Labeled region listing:
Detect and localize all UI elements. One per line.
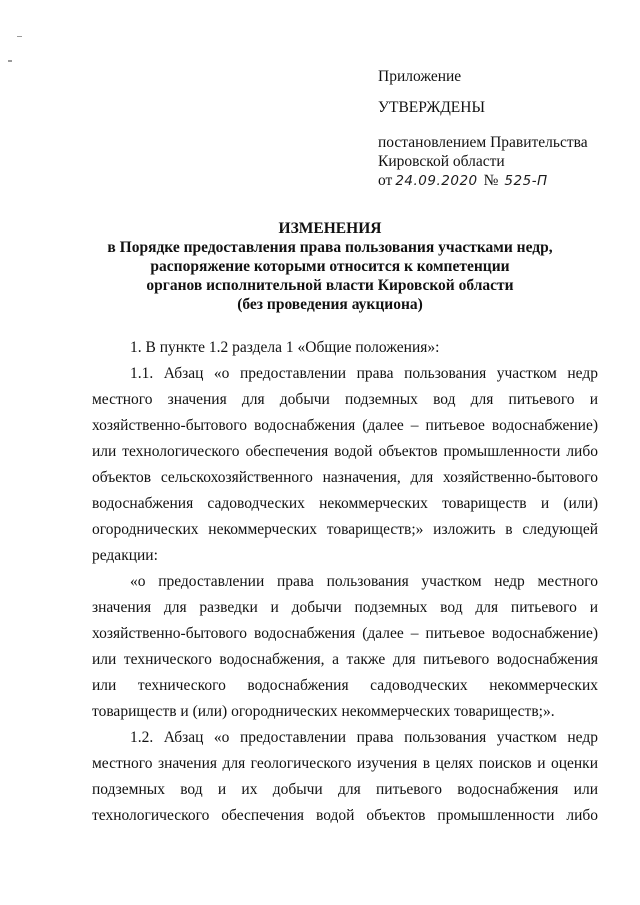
paragraph-1-1: 1.1. Абзац «о предоставлении права пользования участком недр местного значения для добычи подземных вод для питьевого и хозяйственно-бытового водоснабжения (далее – питьевое водоснабжение) или технологического обеспечения водой объектов промышленности либо объектов сельскохозяйственного назначения, для хозяйственно-бытового водоснабжения садоводческих некоммерческих товариществ и (или) огороднических некоммерческих товариществ;» изложить в следующей редакции: bbox=[92, 365, 598, 564]
handwritten-number: 525-П bbox=[504, 173, 548, 189]
title-heading: ИЗМЕНЕНИЯ bbox=[278, 220, 382, 237]
paragraph-1-2: 1.2. Абзац «о предоставлении права пользования участком недр местного значения для геологического изучения в целях поисков и оценки подземных вод и их добычи для питьевого водоснабжения или технологического обеспечения водой объектов промышленности либо bbox=[92, 729, 598, 824]
decree-line-2: Кировской области bbox=[378, 153, 505, 170]
scan-mark bbox=[17, 36, 22, 37]
appendix-label: Приложение bbox=[378, 68, 462, 85]
approved-label: УТВЕРЖДЕНЫ bbox=[378, 99, 485, 116]
document-body bbox=[92, 335, 598, 824]
approval-block bbox=[378, 67, 618, 191]
decree-line-1: постановлением Правительства bbox=[378, 134, 588, 151]
title-line-3: органов исполнительной власти Кировской области bbox=[146, 277, 514, 294]
title-line-4: (без проведения аукциона) bbox=[237, 296, 423, 313]
document-title bbox=[60, 219, 600, 314]
handwritten-date: 24.09.2020 bbox=[395, 173, 478, 189]
date-prefix: от bbox=[378, 172, 393, 189]
scan-mark bbox=[8, 60, 12, 62]
title-line-2: распоряжение которыми относится к компетенции bbox=[150, 258, 510, 275]
number-sign: № bbox=[483, 172, 499, 189]
paragraph-quote: «о предоставлении права пользования участком недр местного значения для разведки и добычи подземных вод для питьевого и хозяйственно-бытового водоснабжения (далее – питьевое водоснабжение) или технического водоснабжения, а также для питьевого водоснабжения или технического водоснабжения садоводческих некоммерческих товариществ и (или) огороднических некоммерческих товариществ;». bbox=[92, 573, 598, 720]
paragraph-1: 1. В пункте 1.2 раздела 1 «Общие положения»: bbox=[130, 339, 440, 356]
title-line-1: в Порядке предоставления права пользования участками недр, bbox=[107, 239, 553, 256]
decree-date-number bbox=[378, 171, 618, 191]
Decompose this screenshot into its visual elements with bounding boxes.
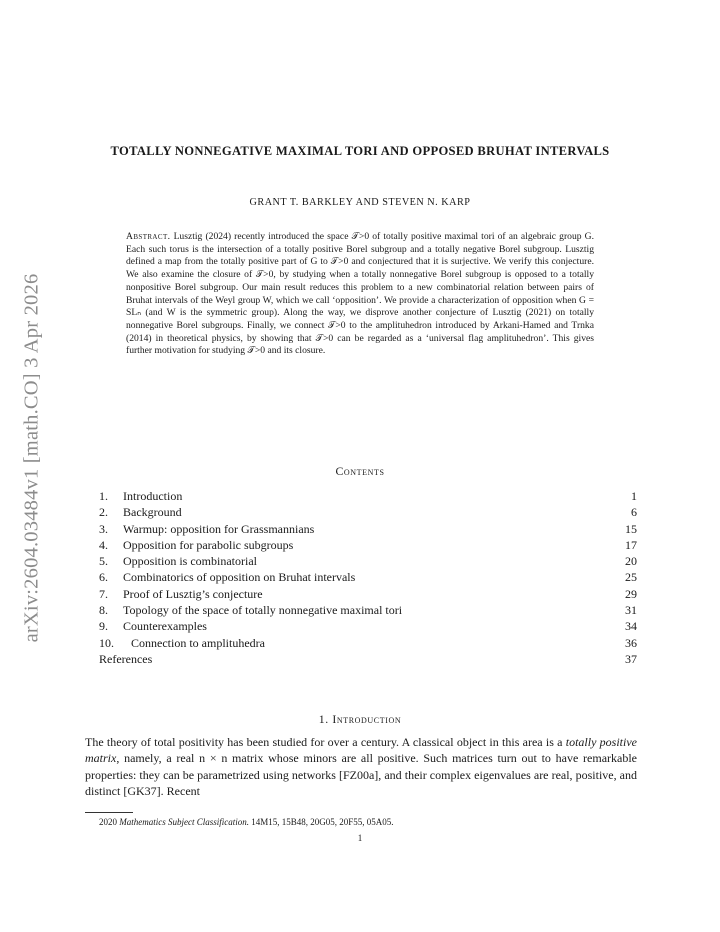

◆ **Goal**
Put the listing lines from the one containing "paragraph-1-1: 1.1. Абзац" through the one containing "title-heading: ИЗМЕНЕНИЯ bbox=[278, 220, 382, 237]", inclusive, into a Markdown table with columns headed Row and Entry, numbering each row and omitting any blank lines.

◆ **Full answer**
| Row | Entry |
|---|---|
| 1 | paragraph-1-1: 1.1. Абзац «о предоставлении права пользования участком недр местного значения для добычи подземных вод для питьевого и хозяйственно-бытового водоснабжения (далее – питьевое водоснабжение) или технологического обеспечения водой объектов промышленности либо объектов сельскохозяйственного назначения, для хозяйственно-бытового водоснабжения садоводческих некоммерческих товариществ и (или) огороднических некоммерческих товариществ;» изложить в следующей редакции: bbox=[92, 365, 598, 564] |
| 2 | handwritten-number: 525-П bbox=[504, 173, 548, 189] |
| 3 | title-heading: ИЗМЕНЕНИЯ bbox=[278, 220, 382, 237] |